= Directive =
Copy all the entries below exactly, but not the pictures.

Dataset records
** START **

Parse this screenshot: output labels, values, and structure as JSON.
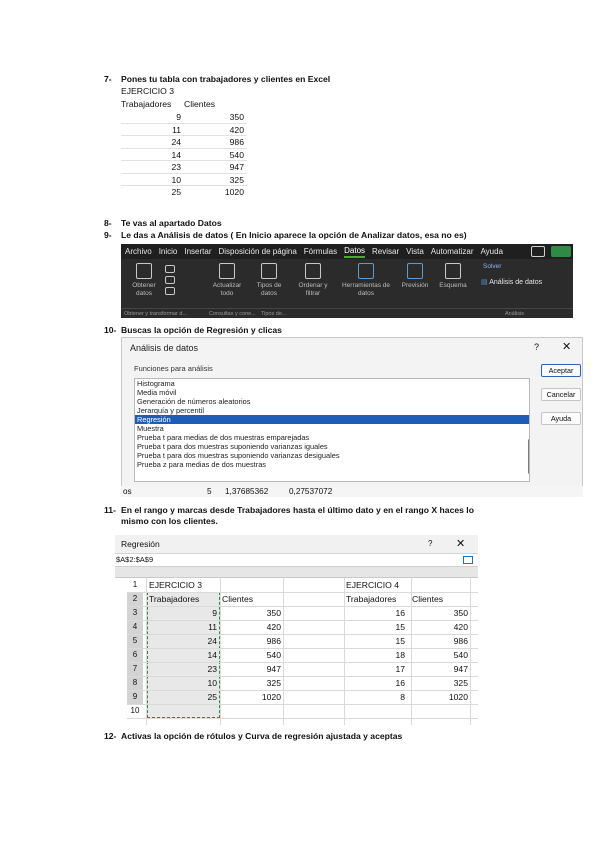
{
  "steps": {
    "s7": {
      "num": "7-",
      "text": "Pones tu tabla con trabajadores y clientes en Excel"
    },
    "s8": {
      "num": "8-",
      "text": "Te vas al apartado Datos"
    },
    "s9": {
      "num": "9-",
      "text": "Le das a Análisis de datos ( En Inicio aparece la opción de Analizar datos, esa no es)"
    },
    "s10": {
      "num": "10-",
      "text": "Buscas la opción de Regresión y clicas"
    },
    "s11": {
      "num": "11-",
      "text": "En el rango y marcas desde Trabajadores hasta el último dato y en el rango X haces lo",
      "text2": "mismo con los clientes."
    },
    "s12": {
      "num": "12-",
      "text": "Activas la opción de rótulos y Curva de regresión ajustada y aceptas"
    }
  },
  "table7": {
    "title": "EJERCICIO 3",
    "headers": [
      "Trabajadores",
      "Clientes"
    ],
    "rows": [
      [
        "9",
        "350"
      ],
      [
        "11",
        "420"
      ],
      [
        "24",
        "986"
      ],
      [
        "14",
        "540"
      ],
      [
        "23",
        "947"
      ],
      [
        "10",
        "325"
      ],
      [
        "25",
        "1020"
      ]
    ]
  },
  "ribbon": {
    "tabs": [
      "Archivo",
      "Inicio",
      "Insertar",
      "Disposición de página",
      "Fórmulas",
      "Datos",
      "Revisar",
      "Vista",
      "Automatizar",
      "Ayuda"
    ],
    "active_tab": "Datos",
    "groups": [
      {
        "label": "Obtener datos"
      },
      {
        "label": "Actualizar todo"
      },
      {
        "label": "Tipos de datos"
      },
      {
        "label": "Ordenar y filtrar"
      },
      {
        "label": "Herramientas de datos"
      },
      {
        "label": "Previsión"
      },
      {
        "label": "Esquema"
      }
    ],
    "solver": "Solver",
    "analisis": "Análisis de datos",
    "group_labels": [
      "Obtener y transformar d...",
      "Consultas y cone...",
      "Tipos de...",
      "Análisis"
    ]
  },
  "dialog": {
    "title": "Análisis de datos",
    "help": "?",
    "close": "✕",
    "functions_label": "Funciones para análisis",
    "items": [
      "Histograma",
      "Media móvil",
      "Generación de números aleatorios",
      "Jerarquía y percentil",
      "Regresión",
      "Muestra",
      "Prueba t para medias de dos muestras emparejadas",
      "Prueba t para dos muestras suponiendo varianzas iguales",
      "Prueba t para dos muestras suponiendo varianzas desiguales",
      "Prueba z para medias de dos muestras"
    ],
    "selected_index": 4,
    "buttons": {
      "ok": "Aceptar",
      "cancel": "Cancelar",
      "help": "Ayuda"
    },
    "below": {
      "c1": "os",
      "c2": "5",
      "c3": "1,37685362",
      "c4": "0,27537072"
    }
  },
  "regresion": {
    "title": "Regresión",
    "help": "?",
    "close": "✕",
    "range": "$A$2:$A$9",
    "row_numbers": [
      "1",
      "2",
      "3",
      "4",
      "5",
      "6",
      "7",
      "8",
      "9",
      "10"
    ],
    "left": {
      "title": "EJERCICIO 3",
      "headers": [
        "Trabajadores",
        "Clientes"
      ],
      "rows": [
        [
          "9",
          "350"
        ],
        [
          "11",
          "420"
        ],
        [
          "24",
          "986"
        ],
        [
          "14",
          "540"
        ],
        [
          "23",
          "947"
        ],
        [
          "10",
          "325"
        ],
        [
          "25",
          "1020"
        ]
      ]
    },
    "right": {
      "title": "EJERCICIO 4",
      "headers": [
        "Trabajadores",
        "Clientes"
      ],
      "rows": [
        [
          "16",
          "350"
        ],
        [
          "15",
          "420"
        ],
        [
          "15",
          "986"
        ],
        [
          "18",
          "540"
        ],
        [
          "17",
          "947"
        ],
        [
          "16",
          "325"
        ],
        [
          "8",
          "1020"
        ]
      ]
    }
  }
}
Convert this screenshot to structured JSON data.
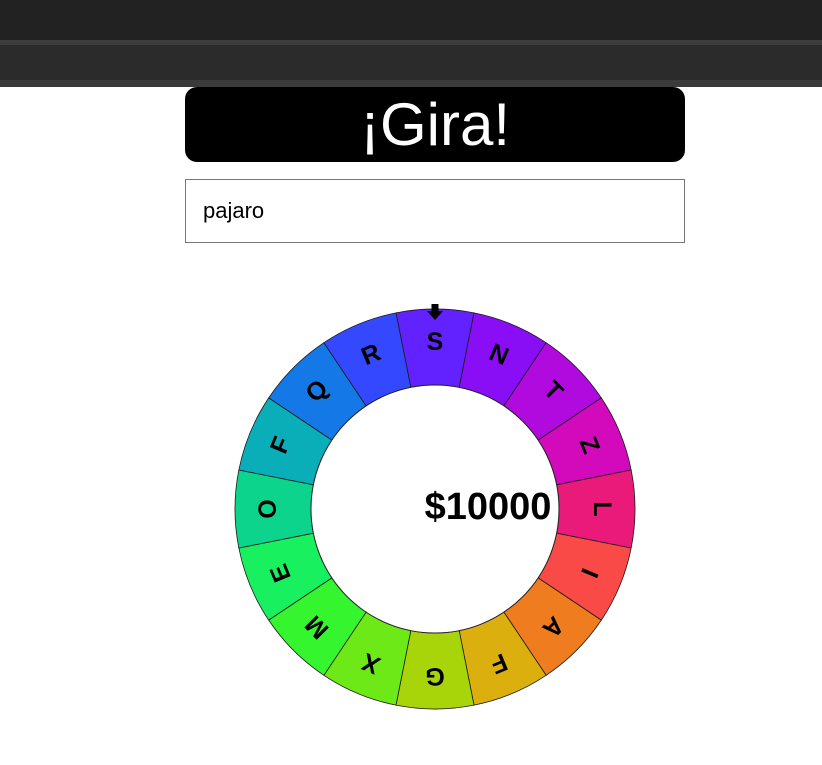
{
  "header": {
    "title": "¡Gira!"
  },
  "word_input": {
    "value": "pajaro"
  },
  "wheel": {
    "prize": "$10000",
    "pointer_icon": "arrow-down-icon",
    "segments": [
      {
        "letter": "S",
        "color": "#6222ff"
      },
      {
        "letter": "N",
        "color": "#8a0ef5"
      },
      {
        "letter": "T",
        "color": "#b00adf"
      },
      {
        "letter": "Z",
        "color": "#d20abc"
      },
      {
        "letter": "L",
        "color": "#ea1a7a"
      },
      {
        "letter": "I",
        "color": "#fa4a48"
      },
      {
        "letter": "A",
        "color": "#f07c20"
      },
      {
        "letter": "F",
        "color": "#dbb00e"
      },
      {
        "letter": "G",
        "color": "#a8d40a"
      },
      {
        "letter": "X",
        "color": "#6ee918"
      },
      {
        "letter": "M",
        "color": "#34f52e"
      },
      {
        "letter": "E",
        "color": "#18f060"
      },
      {
        "letter": "O",
        "color": "#0cd48c"
      },
      {
        "letter": "F",
        "color": "#0aaeb8"
      },
      {
        "letter": "Q",
        "color": "#1478e6"
      },
      {
        "letter": "R",
        "color": "#3448ff"
      }
    ]
  }
}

** END **

= Exercise solution =
Parse this screenshot: output labels, values, and structure as JSON.
{
  "steps": {
    "s7": {
      "num": "7-",
      "text": "Pones tu tabla con trabajadores y clientes en Excel"
    },
    "s8": {
      "num": "8-",
      "text": "Te vas al apartado Datos"
    },
    "s9": {
      "num": "9-",
      "text": "Le das a Análisis de datos ( En Inicio aparece la opción de Analizar datos, esa no es)"
    },
    "s10": {
      "num": "10-",
      "text": "Buscas la opción de Regresión y clicas"
    },
    "s11": {
      "num": "11-",
      "text": "En el rango y marcas desde Trabajadores hasta el último dato y en el rango X haces lo",
      "text2": "mismo con los clientes."
    },
    "s12": {
      "num": "12-",
      "text": "Activas la opción de rótulos y Curva de regresión ajustada y aceptas"
    }
  },
  "table7": {
    "title": "EJERCICIO 3",
    "headers": [
      "Trabajadores",
      "Clientes"
    ],
    "rows": [
      [
        "9",
        "350"
      ],
      [
        "11",
        "420"
      ],
      [
        "24",
        "986"
      ],
      [
        "14",
        "540"
      ],
      [
        "23",
        "947"
      ],
      [
        "10",
        "325"
      ],
      [
        "25",
        "1020"
      ]
    ]
  },
  "ribbon": {
    "tabs": [
      "Archivo",
      "Inicio",
      "Insertar",
      "Disposición de página",
      "Fórmulas",
      "Datos",
      "Revisar",
      "Vista",
      "Automatizar",
      "Ayuda"
    ],
    "active_tab": "Datos",
    "groups": [
      {
        "label": "Obtener datos"
      },
      {
        "label": "Actualizar todo"
      },
      {
        "label": "Tipos de datos"
      },
      {
        "label": "Ordenar y filtrar"
      },
      {
        "label": "Herramientas de datos"
      },
      {
        "label": "Previsión"
      },
      {
        "label": "Esquema"
      }
    ],
    "solver": "Solver",
    "analisis": "Análisis de datos",
    "group_labels": [
      "Obtener y transformar d...",
      "Consultas y cone...",
      "Tipos de...",
      "Análisis"
    ]
  },
  "dialog": {
    "title": "Análisis de datos",
    "help": "?",
    "close": "✕",
    "functions_label": "Funciones para análisis",
    "items": [
      "Histograma",
      "Media móvil",
      "Generación de números aleatorios",
      "Jerarquía y percentil",
      "Regresión",
      "Muestra",
      "Prueba t para medias de dos muestras emparejadas",
      "Prueba t para dos muestras suponiendo varianzas iguales",
      "Prueba t para dos muestras suponiendo varianzas desiguales",
      "Prueba z para medias de dos muestras"
    ],
    "selected_index": 4,
    "buttons": {
      "ok": "Aceptar",
      "cancel": "Cancelar",
      "help": "Ayuda"
    },
    "below": {
      "c1": "os",
      "c2": "5",
      "c3": "1,37685362",
      "c4": "0,27537072"
    }
  },
  "regresion": {
    "title": "Regresión",
    "help": "?",
    "close": "✕",
    "range": "$A$2:$A$9",
    "row_numbers": [
      "1",
      "2",
      "3",
      "4",
      "5",
      "6",
      "7",
      "8",
      "9",
      "10"
    ],
    "left": {
      "title": "EJERCICIO 3",
      "headers": [
        "Trabajadores",
        "Clientes"
      ],
      "rows": [
        [
          "9",
          "350"
        ],
        [
          "11",
          "420"
        ],
        [
          "24",
          "986"
        ],
        [
          "14",
          "540"
        ],
        [
          "23",
          "947"
        ],
        [
          "10",
          "325"
        ],
        [
          "25",
          "1020"
        ]
      ]
    },
    "right": {
      "title": "EJERCICIO 4",
      "headers": [
        "Trabajadores",
        "Clientes"
      ],
      "rows": [
        [
          "16",
          "350"
        ],
        [
          "15",
          "420"
        ],
        [
          "15",
          "986"
        ],
        [
          "18",
          "540"
        ],
        [
          "17",
          "947"
        ],
        [
          "16",
          "325"
        ],
        [
          "8",
          "1020"
        ]
      ]
    }
  }
}
Convert this screenshot to structured JSON data.
{
  "header": {
    "title": "¡Gira!"
  },
  "word_input": {
    "value": "pajaro"
  },
  "wheel": {
    "prize": "$10000",
    "pointer_icon": "arrow-down-icon",
    "segments": [
      {
        "letter": "S",
        "color": "#6222ff"
      },
      {
        "letter": "N",
        "color": "#8a0ef5"
      },
      {
        "letter": "T",
        "color": "#b00adf"
      },
      {
        "letter": "Z",
        "color": "#d20abc"
      },
      {
        "letter": "L",
        "color": "#ea1a7a"
      },
      {
        "letter": "I",
        "color": "#fa4a48"
      },
      {
        "letter": "A",
        "color": "#f07c20"
      },
      {
        "letter": "F",
        "color": "#dbb00e"
      },
      {
        "letter": "G",
        "color": "#a8d40a"
      },
      {
        "letter": "X",
        "color": "#6ee918"
      },
      {
        "letter": "M",
        "color": "#34f52e"
      },
      {
        "letter": "E",
        "color": "#18f060"
      },
      {
        "letter": "O",
        "color": "#0cd48c"
      },
      {
        "letter": "F",
        "color": "#0aaeb8"
      },
      {
        "letter": "Q",
        "color": "#1478e6"
      },
      {
        "letter": "R",
        "color": "#3448ff"
      }
    ]
  }
}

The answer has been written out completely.